# start of Data for this exercise

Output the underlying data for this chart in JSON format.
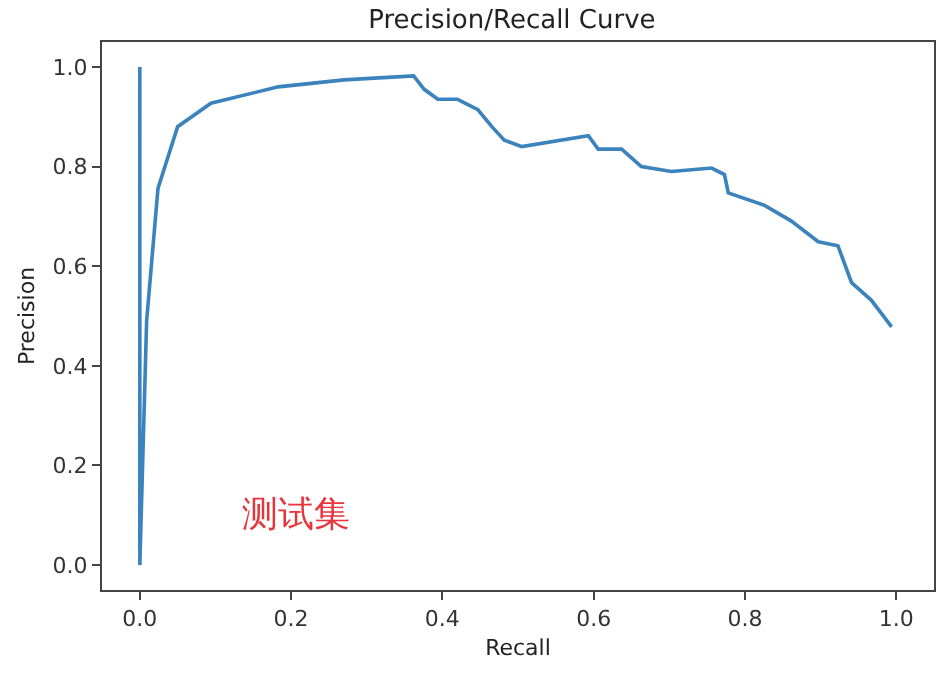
{
  "chart_data": {
    "type": "line",
    "title": "Precision/Recall Curve",
    "xlabel": "Recall",
    "ylabel": "Precision",
    "x": [
      0,
      0,
      0.009,
      0.024,
      0.05,
      0.094,
      0.183,
      0.27,
      0.362,
      0.376,
      0.394,
      0.42,
      0.447,
      0.466,
      0.482,
      0.505,
      0.593,
      0.606,
      0.637,
      0.663,
      0.703,
      0.756,
      0.773,
      0.778,
      0.826,
      0.861,
      0.897,
      0.923,
      0.941,
      0.967,
      0.994
    ],
    "series": [
      {
        "color": "#3b83bd",
        "values": [
          1.0,
          0,
          0.49,
          0.756,
          0.88,
          0.927,
          0.96,
          0.974,
          0.982,
          0.955,
          0.935,
          0.935,
          0.914,
          0.879,
          0.853,
          0.84,
          0.862,
          0.835,
          0.835,
          0.8,
          0.79,
          0.797,
          0.784,
          0.747,
          0.722,
          0.691,
          0.649,
          0.641,
          0.567,
          0.532,
          0.478
        ]
      }
    ],
    "xlim": [
      -0.05,
      1.05
    ],
    "ylim": [
      -0.05,
      1.05
    ],
    "xticks": [
      {
        "value": 0,
        "label": "0.0"
      },
      0.2,
      0.4,
      0.6,
      0.8,
      {
        "value": 1,
        "label": "1.0"
      }
    ],
    "yticks": [
      {
        "value": 0,
        "label": "0.0"
      },
      0.2,
      0.4,
      0.6,
      0.8,
      {
        "value": 1,
        "label": "1.0"
      }
    ],
    "legend": false,
    "marker": "none",
    "line_style": "solid",
    "annotations": [
      "测试集"
    ]
  }
}
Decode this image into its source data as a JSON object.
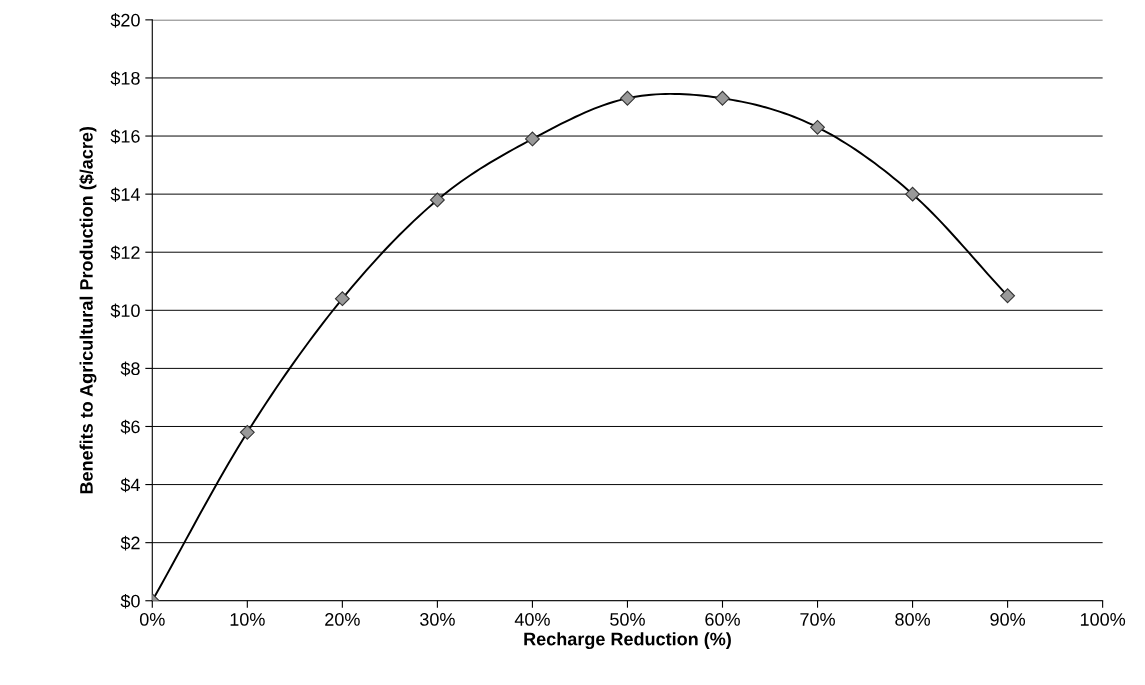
{
  "chart_data": {
    "type": "line",
    "xlabel": "Recharge Reduction (%)",
    "ylabel": "Benefits to Agricultural Production ($/acre)",
    "x": [
      0,
      10,
      20,
      30,
      40,
      50,
      60,
      70,
      80,
      90
    ],
    "series": [
      {
        "color": "#000000",
        "values": [
          0,
          5.8,
          10.4,
          13.8,
          15.9,
          17.3,
          17.3,
          16.3,
          14.0,
          10.5
        ]
      }
    ],
    "marker": "diamond",
    "line_style": "solid",
    "grid": "y",
    "xlim": [
      0,
      100
    ],
    "xticks": [
      {
        "value": 0,
        "label": "0%"
      },
      {
        "value": 10,
        "label": "10%"
      },
      {
        "value": 20,
        "label": "20%"
      },
      {
        "value": 30,
        "label": "30%"
      },
      {
        "value": 40,
        "label": "40%"
      },
      {
        "value": 50,
        "label": "50%"
      },
      {
        "value": 60,
        "label": "60%"
      },
      {
        "value": 70,
        "label": "70%"
      },
      {
        "value": 80,
        "label": "80%"
      },
      {
        "value": 90,
        "label": "90%"
      },
      {
        "value": 100,
        "label": "100%"
      }
    ],
    "ylim": [
      0,
      20
    ],
    "yticks": [
      {
        "value": 0,
        "label": "$0"
      },
      {
        "value": 2,
        "label": "$2"
      },
      {
        "value": 4,
        "label": "$4"
      },
      {
        "value": 6,
        "label": "$6"
      },
      {
        "value": 8,
        "label": "$8"
      },
      {
        "value": 10,
        "label": "$10"
      },
      {
        "value": 12,
        "label": "$12"
      },
      {
        "value": 14,
        "label": "$14"
      },
      {
        "value": 16,
        "label": "$16"
      },
      {
        "value": 18,
        "label": "$18"
      },
      {
        "value": 20,
        "label": "$20"
      }
    ]
  }
}
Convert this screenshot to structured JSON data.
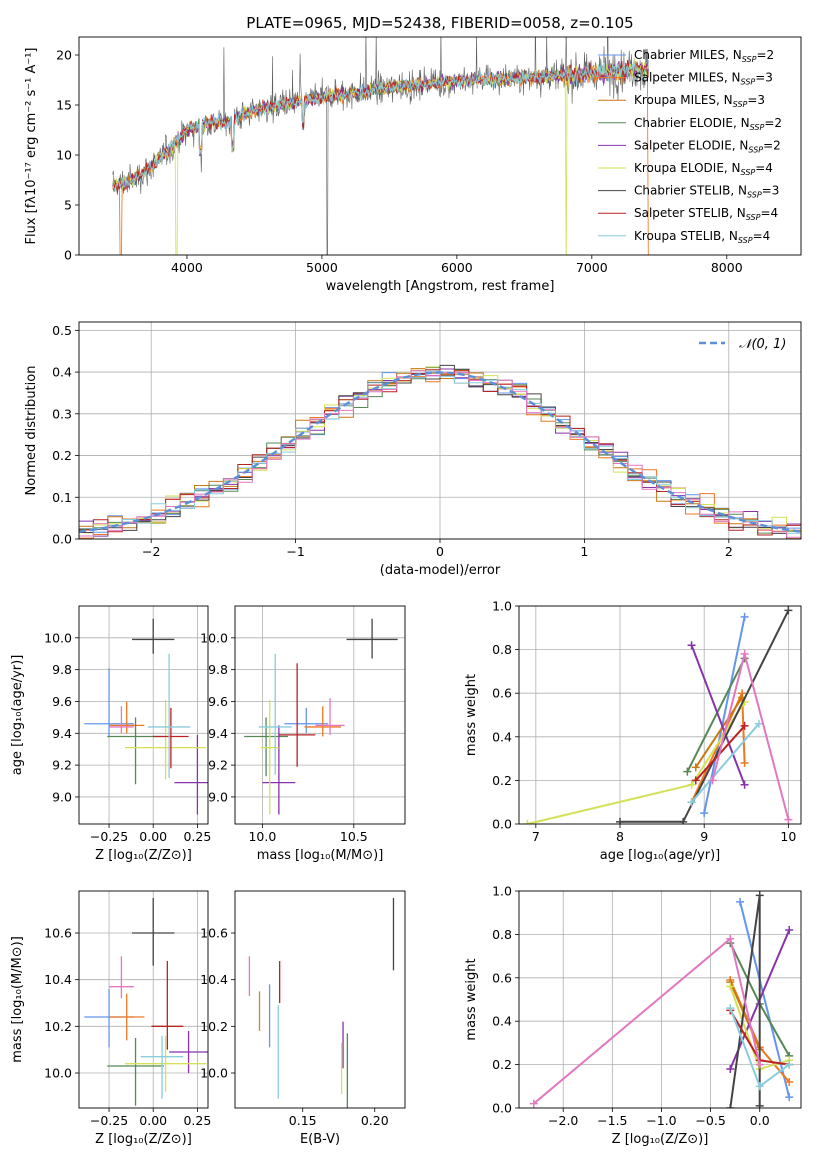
{
  "title": "PLATE=0965, MJD=52438, FIBERID=0058, z=0.105",
  "colors": [
    "#6495ed",
    "#ee7722",
    "#cc7711",
    "#558855",
    "#8833aa",
    "#d4e157",
    "#444444",
    "#bb2222",
    "#88ccdd",
    "#e377c2"
  ],
  "legend_spectrum": [
    {
      "label": "Chabrier MILES, N",
      "sub": "SSP",
      "eq": "=2",
      "color": "#6495ed"
    },
    {
      "label": "Salpeter MILES, N",
      "sub": "SSP",
      "eq": "=3",
      "color": "#ee7722"
    },
    {
      "label": "Kroupa MILES, N",
      "sub": "SSP",
      "eq": "=3",
      "color": "#cc7711"
    },
    {
      "label": "Chabrier ELODIE, N",
      "sub": "SSP",
      "eq": "=2",
      "color": "#558855"
    },
    {
      "label": "Salpeter ELODIE, N",
      "sub": "SSP",
      "eq": "=2",
      "color": "#8833aa"
    },
    {
      "label": "Kroupa ELODIE, N",
      "sub": "SSP",
      "eq": "=4",
      "color": "#d4e157"
    },
    {
      "label": "Chabrier STELIB, N",
      "sub": "SSP",
      "eq": "=3",
      "color": "#444444"
    },
    {
      "label": "Salpeter STELIB, N",
      "sub": "SSP",
      "eq": "=4",
      "color": "#bb2222"
    },
    {
      "label": "Kroupa STELIB, N",
      "sub": "SSP",
      "eq": "=4",
      "color": "#88ccdd"
    }
  ],
  "chart_data": [
    {
      "type": "line",
      "title": "PLATE=0965, MJD=52438, FIBERID=0058, z=0.105",
      "xlabel": "wavelength [Angstrom, rest frame]",
      "ylabel": "Flux [fλ10⁻¹⁷ erg cm⁻² s⁻¹ A⁻¹]",
      "xlim": [
        3200,
        8550
      ],
      "ylim": [
        0,
        21.8
      ],
      "xticks": [
        4000,
        5000,
        6000,
        7000,
        8000
      ],
      "yticks": [
        0,
        5,
        10,
        15,
        20
      ],
      "grid": false,
      "legend": "right",
      "envelope": {
        "x": [
          3450,
          3600,
          3750,
          3900,
          4000,
          4100,
          4200,
          4300,
          4400,
          4500,
          4700,
          4900,
          5100,
          5300,
          5500,
          5700,
          5900,
          6100,
          6300,
          6500,
          6700,
          6900,
          7100,
          7300,
          7420
        ],
        "y": [
          7.0,
          7.5,
          9.0,
          11.0,
          12.5,
          13.0,
          13.3,
          13.2,
          14.0,
          14.5,
          15.0,
          15.5,
          16.0,
          16.3,
          16.8,
          17.0,
          17.3,
          17.5,
          17.6,
          17.7,
          17.9,
          18.0,
          18.3,
          18.6,
          18.5
        ]
      }
    },
    {
      "type": "histogram",
      "xlabel": "(data-model)/error",
      "ylabel": "Normed distribution",
      "xlim": [
        -2.5,
        2.5
      ],
      "ylim": [
        0,
        0.52
      ],
      "xticks": [
        -2,
        -1,
        0,
        1,
        2
      ],
      "yticks": [
        0.0,
        0.1,
        0.2,
        0.3,
        0.4,
        0.5
      ],
      "grid": true,
      "legend": "top-right",
      "legend_label": "𝒩(0, 1)",
      "reference_curve": "standard normal"
    },
    {
      "type": "scatter",
      "xlabel": "Z [log₁₀(Z/Z⊙)]",
      "ylabel": "age  [log₁₀(age/yr)]",
      "xlim": [
        -0.42,
        0.31
      ],
      "ylim": [
        8.83,
        10.2
      ],
      "xticks": [
        -0.25,
        0.0,
        0.25
      ],
      "yticks": [
        9.0,
        9.2,
        9.4,
        9.6,
        9.8,
        10.0
      ],
      "grid": true,
      "points": [
        {
          "x": -0.25,
          "y": 9.46,
          "ex": 0.14,
          "eylo": 0.08,
          "eyhi": 0.35,
          "c": 0
        },
        {
          "x": -0.15,
          "y": 9.45,
          "ex": 0.1,
          "eylo": 0.05,
          "eyhi": 0.15,
          "c": 1
        },
        {
          "x": -0.18,
          "y": 9.44,
          "ex": 0.07,
          "eylo": 0.04,
          "eyhi": 0.13,
          "c": 9
        },
        {
          "x": -0.1,
          "y": 9.38,
          "ex": 0.16,
          "eylo": 0.3,
          "eyhi": 0.12,
          "c": 3
        },
        {
          "x": 0.25,
          "y": 9.09,
          "ex": 0.13,
          "eylo": 0.2,
          "eyhi": 0.3,
          "c": 4
        },
        {
          "x": 0.07,
          "y": 9.31,
          "ex": 0.23,
          "eylo": 0.2,
          "eyhi": 0.3,
          "c": 5
        },
        {
          "x": 0.0,
          "y": 9.99,
          "ex": 0.12,
          "eylo": 0.09,
          "eyhi": 0.13,
          "c": 6
        },
        {
          "x": 0.1,
          "y": 9.38,
          "ex": 0.1,
          "eylo": 0.2,
          "eyhi": 0.18,
          "c": 7
        },
        {
          "x": 0.09,
          "y": 9.44,
          "ex": 0.12,
          "eylo": 0.32,
          "eyhi": 0.46,
          "c": 8
        }
      ]
    },
    {
      "type": "scatter",
      "xlabel": "mass [log₁₀(M/M⊙)]",
      "ylabel": "",
      "xlim": [
        9.85,
        10.78
      ],
      "ylim": [
        8.83,
        10.2
      ],
      "xticks": [
        10.0,
        10.5
      ],
      "yticks": [
        9.0,
        9.2,
        9.4,
        9.6,
        9.8,
        10.0
      ],
      "grid": true,
      "points": [
        {
          "x": 10.24,
          "y": 9.46,
          "ex": 0.12,
          "eylo": 0.06,
          "eyhi": 0.1,
          "c": 0
        },
        {
          "x": 10.33,
          "y": 9.44,
          "ex": 0.1,
          "eylo": 0.06,
          "eyhi": 0.13,
          "c": 1
        },
        {
          "x": 10.37,
          "y": 9.45,
          "ex": 0.08,
          "eylo": 0.06,
          "eyhi": 0.17,
          "c": 9
        },
        {
          "x": 10.02,
          "y": 9.38,
          "ex": 0.12,
          "eylo": 0.25,
          "eyhi": 0.12,
          "c": 3
        },
        {
          "x": 10.09,
          "y": 9.09,
          "ex": 0.09,
          "eylo": 0.2,
          "eyhi": 0.36,
          "c": 4
        },
        {
          "x": 10.04,
          "y": 9.31,
          "ex": 0.05,
          "eylo": 0.42,
          "eyhi": 0.3,
          "c": 5
        },
        {
          "x": 10.6,
          "y": 9.99,
          "ex": 0.14,
          "eylo": 0.12,
          "eyhi": 0.13,
          "c": 6
        },
        {
          "x": 10.19,
          "y": 9.39,
          "ex": 0.1,
          "eylo": 0.2,
          "eyhi": 0.45,
          "c": 7
        },
        {
          "x": 10.07,
          "y": 9.44,
          "ex": 0.09,
          "eylo": 0.3,
          "eyhi": 0.46,
          "c": 8
        }
      ]
    },
    {
      "type": "line",
      "xlabel": "age  [log₁₀(age/yr)]",
      "ylabel": "mass weight",
      "xlim": [
        6.8,
        10.15
      ],
      "ylim": [
        0,
        1.0
      ],
      "xticks": [
        7,
        8,
        9,
        10
      ],
      "yticks": [
        0.0,
        0.2,
        0.4,
        0.6,
        0.8,
        1.0
      ],
      "grid": true,
      "series": [
        {
          "c": 0,
          "x": [
            9.0,
            9.48
          ],
          "y": [
            0.05,
            0.95
          ]
        },
        {
          "c": 1,
          "x": [
            8.85,
            9.45,
            9.48
          ],
          "y": [
            0.1,
            0.6,
            0.28
          ]
        },
        {
          "c": 2,
          "x": [
            8.9,
            9.45
          ],
          "y": [
            0.26,
            0.58
          ]
        },
        {
          "c": 3,
          "x": [
            8.8,
            9.48
          ],
          "y": [
            0.24,
            0.76
          ]
        },
        {
          "c": 4,
          "x": [
            8.85,
            9.48
          ],
          "y": [
            0.82,
            0.18
          ]
        },
        {
          "c": 5,
          "x": [
            6.9,
            8.85,
            9.48
          ],
          "y": [
            0.0,
            0.18,
            0.56
          ]
        },
        {
          "c": 6,
          "x": [
            8.0,
            8.75,
            10.0
          ],
          "y": [
            0.01,
            0.01,
            0.98
          ]
        },
        {
          "c": 7,
          "x": [
            8.9,
            9.48
          ],
          "y": [
            0.2,
            0.45
          ]
        },
        {
          "c": 8,
          "x": [
            8.85,
            9.65
          ],
          "y": [
            0.1,
            0.46
          ]
        },
        {
          "c": 9,
          "x": [
            9.1,
            9.48,
            10.0
          ],
          "y": [
            0.2,
            0.78,
            0.02
          ]
        }
      ]
    },
    {
      "type": "scatter",
      "xlabel": "Z [log₁₀(Z/Z⊙)]",
      "ylabel": "mass [log₁₀(M/M⊙)]",
      "xlim": [
        -0.42,
        0.31
      ],
      "ylim": [
        9.85,
        10.78
      ],
      "xticks": [
        -0.25,
        0.0,
        0.25
      ],
      "yticks": [
        10.0,
        10.2,
        10.4,
        10.6
      ],
      "grid": true,
      "points": [
        {
          "x": -0.25,
          "y": 10.24,
          "ex": 0.14,
          "eylo": 0.13,
          "eyhi": 0.12,
          "c": 0
        },
        {
          "x": -0.15,
          "y": 10.24,
          "ex": 0.1,
          "eylo": 0.1,
          "eyhi": 0.1,
          "c": 1
        },
        {
          "x": -0.18,
          "y": 10.37,
          "ex": 0.07,
          "eylo": 0.05,
          "eyhi": 0.13,
          "c": 9
        },
        {
          "x": -0.1,
          "y": 10.03,
          "ex": 0.16,
          "eylo": 0.17,
          "eyhi": 0.12,
          "c": 3
        },
        {
          "x": 0.2,
          "y": 10.09,
          "ex": 0.11,
          "eylo": 0.09,
          "eyhi": 0.09,
          "c": 4
        },
        {
          "x": 0.07,
          "y": 10.04,
          "ex": 0.23,
          "eylo": 0.12,
          "eyhi": 0.12,
          "c": 5
        },
        {
          "x": 0.0,
          "y": 10.6,
          "ex": 0.12,
          "eylo": 0.14,
          "eyhi": 0.15,
          "c": 6
        },
        {
          "x": 0.08,
          "y": 10.2,
          "ex": 0.09,
          "eylo": 0.1,
          "eyhi": 0.28,
          "c": 7
        },
        {
          "x": 0.05,
          "y": 10.07,
          "ex": 0.12,
          "eylo": 0.18,
          "eyhi": 0.09,
          "c": 8
        }
      ]
    },
    {
      "type": "scatter",
      "xlabel": "E(B-V)",
      "ylabel": "",
      "xlim": [
        0.103,
        0.221
      ],
      "ylim": [
        9.85,
        10.78
      ],
      "xticks": [
        0.15,
        0.2
      ],
      "yticks": [
        10.0,
        10.2,
        10.4,
        10.6
      ],
      "grid": false,
      "points": [
        {
          "x": 0.127,
          "y": 10.24,
          "ex": 0,
          "eylo": 0.13,
          "eyhi": 0.14,
          "c": 0
        },
        {
          "x": 0.12,
          "y": 10.25,
          "ex": 0,
          "eylo": 0.07,
          "eyhi": 0.1,
          "c": 1
        },
        {
          "x": 0.113,
          "y": 10.41,
          "ex": 0,
          "eylo": 0.08,
          "eyhi": 0.09,
          "c": 9
        },
        {
          "x": 0.181,
          "y": 10.03,
          "ex": 0,
          "eylo": 0.18,
          "eyhi": 0.14,
          "c": 3
        },
        {
          "x": 0.178,
          "y": 10.12,
          "ex": 0,
          "eylo": 0.1,
          "eyhi": 0.1,
          "c": 4
        },
        {
          "x": 0.177,
          "y": 10.02,
          "ex": 0,
          "eylo": 0.11,
          "eyhi": 0.11,
          "c": 5
        },
        {
          "x": 0.213,
          "y": 10.6,
          "ex": 0,
          "eylo": 0.16,
          "eyhi": 0.15,
          "c": 6
        },
        {
          "x": 0.134,
          "y": 10.37,
          "ex": 0,
          "eylo": 0.07,
          "eyhi": 0.11,
          "c": 7
        },
        {
          "x": 0.133,
          "y": 10.09,
          "ex": 0,
          "eylo": 0.2,
          "eyhi": 0.2,
          "c": 8
        }
      ]
    },
    {
      "type": "line",
      "xlabel": "Z [log₁₀(Z/Z⊙)]",
      "ylabel": "mass weight",
      "xlim": [
        -2.45,
        0.42
      ],
      "ylim": [
        0,
        1.0
      ],
      "xticks": [
        -2.0,
        -1.5,
        -1.0,
        -0.5,
        0.0
      ],
      "yticks": [
        0.0,
        0.2,
        0.4,
        0.6,
        0.8,
        1.0
      ],
      "grid": true,
      "series": [
        {
          "c": 0,
          "x": [
            -0.2,
            0.3
          ],
          "y": [
            0.95,
            0.05
          ]
        },
        {
          "c": 1,
          "x": [
            -0.3,
            0.0,
            0.3
          ],
          "y": [
            0.59,
            0.28,
            0.12
          ]
        },
        {
          "c": 2,
          "x": [
            -0.3,
            0.0
          ],
          "y": [
            0.58,
            0.27
          ]
        },
        {
          "c": 3,
          "x": [
            -0.3,
            0.0,
            0.3
          ],
          "y": [
            0.76,
            0.48,
            0.24
          ]
        },
        {
          "c": 4,
          "x": [
            -0.3,
            0.3
          ],
          "y": [
            0.18,
            0.82
          ]
        },
        {
          "c": 5,
          "x": [
            -0.3,
            0.0,
            0.3
          ],
          "y": [
            0.56,
            0.18,
            0.22
          ]
        },
        {
          "c": 6,
          "x": [
            -0.3,
            0.0,
            0.0
          ],
          "y": [
            0.0,
            0.98,
            0.01
          ]
        },
        {
          "c": 7,
          "x": [
            -0.3,
            0.0,
            0.3
          ],
          "y": [
            0.45,
            0.22,
            0.2
          ]
        },
        {
          "c": 8,
          "x": [
            -0.3,
            0.0,
            0.3
          ],
          "y": [
            0.46,
            0.1,
            0.2
          ]
        },
        {
          "c": 9,
          "x": [
            -2.3,
            -0.3,
            0.0
          ],
          "y": [
            0.02,
            0.78,
            0.2
          ]
        }
      ]
    }
  ]
}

# end of Data for this exercise

Requirements →
For each line above that contains the word "PLATE", copy that line.

The response →
  "title": "PLATE=0965, MJD=52438, FIBERID=0058, z=0.105",
      "title": "PLATE=0965, MJD=52438, FIBERID=0058, z=0.105",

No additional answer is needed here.